**THE RECORDS:**
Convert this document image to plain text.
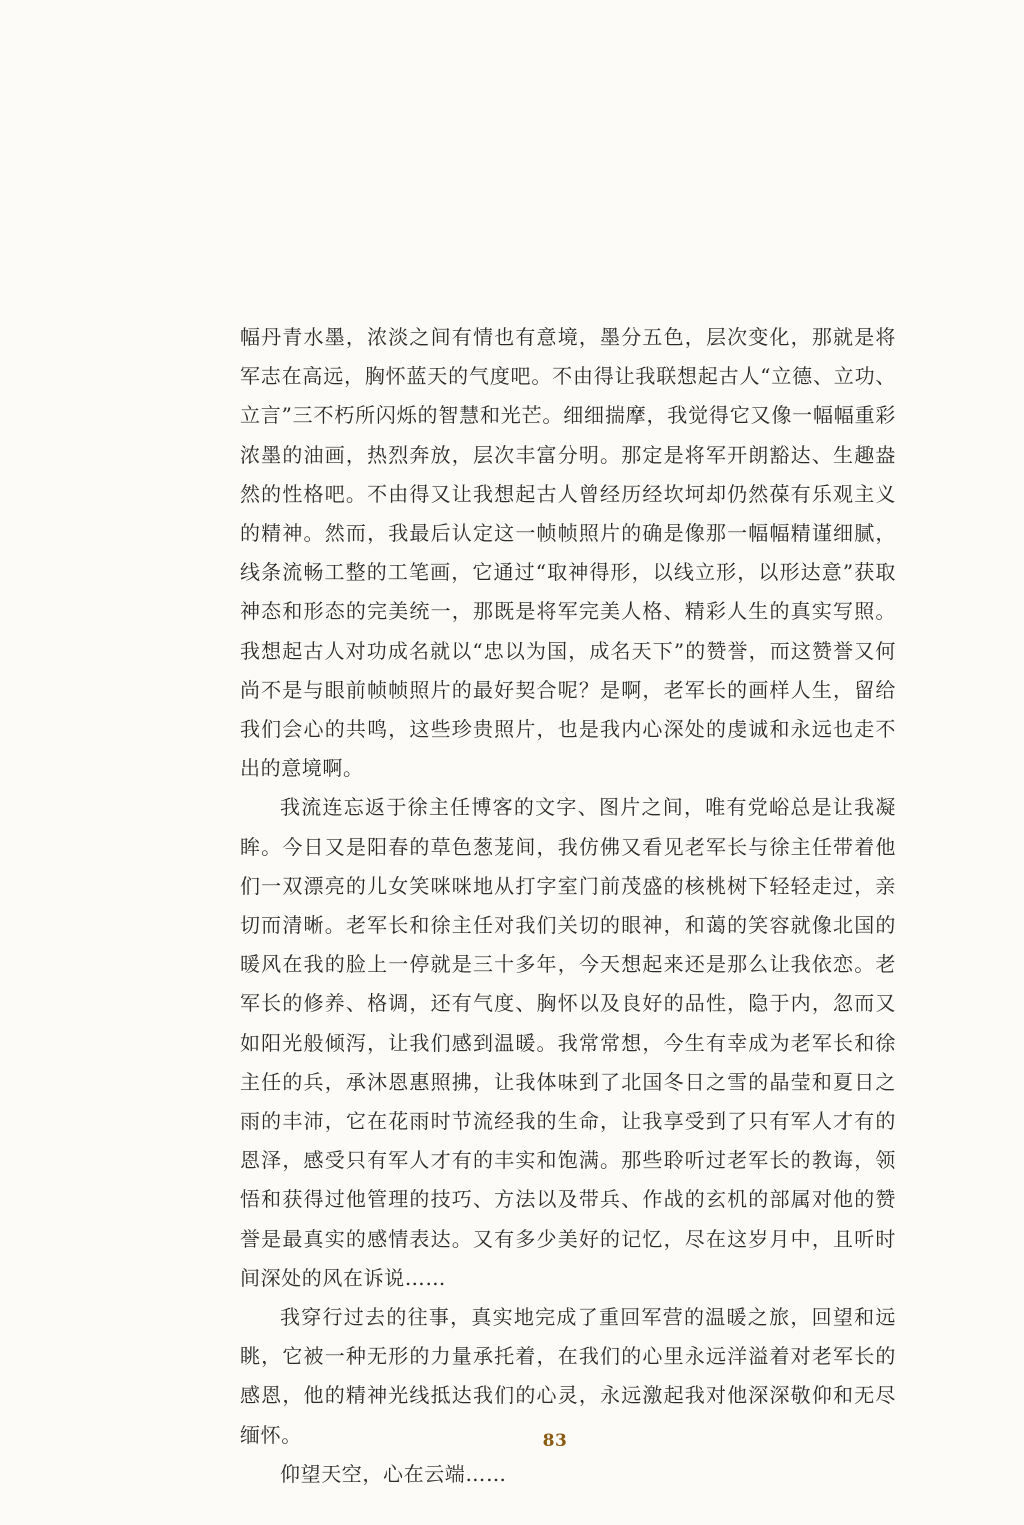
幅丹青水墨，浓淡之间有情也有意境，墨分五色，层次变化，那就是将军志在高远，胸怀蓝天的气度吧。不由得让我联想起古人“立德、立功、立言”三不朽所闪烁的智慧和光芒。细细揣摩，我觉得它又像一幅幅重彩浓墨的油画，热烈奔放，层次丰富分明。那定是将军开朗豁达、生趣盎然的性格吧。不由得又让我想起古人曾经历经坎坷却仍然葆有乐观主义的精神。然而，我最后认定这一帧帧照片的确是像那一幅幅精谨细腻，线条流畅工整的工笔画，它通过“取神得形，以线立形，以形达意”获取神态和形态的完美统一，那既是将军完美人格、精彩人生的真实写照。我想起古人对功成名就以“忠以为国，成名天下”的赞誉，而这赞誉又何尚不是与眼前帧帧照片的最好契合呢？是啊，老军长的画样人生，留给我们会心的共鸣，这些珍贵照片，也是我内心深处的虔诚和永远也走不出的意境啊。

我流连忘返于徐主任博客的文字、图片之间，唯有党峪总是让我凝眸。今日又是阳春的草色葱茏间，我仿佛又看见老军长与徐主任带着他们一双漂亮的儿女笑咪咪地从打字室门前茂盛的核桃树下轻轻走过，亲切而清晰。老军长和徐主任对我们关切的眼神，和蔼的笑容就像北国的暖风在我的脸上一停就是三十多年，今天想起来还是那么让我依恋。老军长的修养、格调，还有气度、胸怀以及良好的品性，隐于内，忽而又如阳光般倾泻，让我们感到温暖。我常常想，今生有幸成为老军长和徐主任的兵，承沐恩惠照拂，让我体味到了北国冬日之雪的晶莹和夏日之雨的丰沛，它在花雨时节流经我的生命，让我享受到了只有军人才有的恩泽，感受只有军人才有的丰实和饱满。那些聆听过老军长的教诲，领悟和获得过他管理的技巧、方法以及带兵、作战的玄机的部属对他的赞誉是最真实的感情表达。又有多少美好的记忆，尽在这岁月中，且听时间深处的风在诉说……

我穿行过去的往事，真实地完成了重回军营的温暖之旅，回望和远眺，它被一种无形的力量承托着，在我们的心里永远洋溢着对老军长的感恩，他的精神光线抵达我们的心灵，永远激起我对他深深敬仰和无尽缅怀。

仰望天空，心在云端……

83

**WHAT THE TASK ASKS:**
Extract the full listing above verbatim; pictures are to be left out of the copy.

**EXPECTED OUTPUT:**
Convert this document image to plain text.
幅丹青水墨，浓淡之间有情也有意境，墨分五色，层次变化，那就是将军志在高远，胸怀蓝天的气度吧。不由得让我联想起古人“立德、立功、立言”三不朽所闪烁的智慧和光芒。细细揣摩，我觉得它又像一幅幅重彩浓墨的油画，热烈奔放，层次丰富分明。那定是将军开朗豁达、生趣盎然的性格吧。不由得又让我想起古人曾经历经坎坷却仍然葆有乐观主义的精神。然而，我最后认定这一帧帧照片的确是像那一幅幅精谨细腻，线条流畅工整的工笔画，它通过“取神得形，以线立形，以形达意”获取神态和形态的完美统一，那既是将军完美人格、精彩人生的真实写照。我想起古人对功成名就以“忠以为国，成名天下”的赞誉，而这赞誉又何尚不是与眼前帧帧照片的最好契合呢？是啊，老军长的画样人生，留给我们会心的共鸣，这些珍贵照片，也是我内心深处的虔诚和永远也走不出的意境啊。

我流连忘返于徐主任博客的文字、图片之间，唯有党峪总是让我凝眸。今日又是阳春的草色葱茏间，我仿佛又看见老军长与徐主任带着他们一双漂亮的儿女笑咪咪地从打字室门前茂盛的核桃树下轻轻走过，亲切而清晰。老军长和徐主任对我们关切的眼神，和蔼的笑容就像北国的暖风在我的脸上一停就是三十多年，今天想起来还是那么让我依恋。老军长的修养、格调，还有气度、胸怀以及良好的品性，隐于内，忽而又如阳光般倾泻，让我们感到温暖。我常常想，今生有幸成为老军长和徐主任的兵，承沐恩惠照拂，让我体味到了北国冬日之雪的晶莹和夏日之雨的丰沛，它在花雨时节流经我的生命，让我享受到了只有军人才有的恩泽，感受只有军人才有的丰实和饱满。那些聆听过老军长的教诲，领悟和获得过他管理的技巧、方法以及带兵、作战的玄机的部属对他的赞誉是最真实的感情表达。又有多少美好的记忆，尽在这岁月中，且听时间深处的风在诉说……

我穿行过去的往事，真实地完成了重回军营的温暖之旅，回望和远眺，它被一种无形的力量承托着，在我们的心里永远洋溢着对老军长的感恩，他的精神光线抵达我们的心灵，永远激起我对他深深敬仰和无尽缅怀。

仰望天空，心在云端……

83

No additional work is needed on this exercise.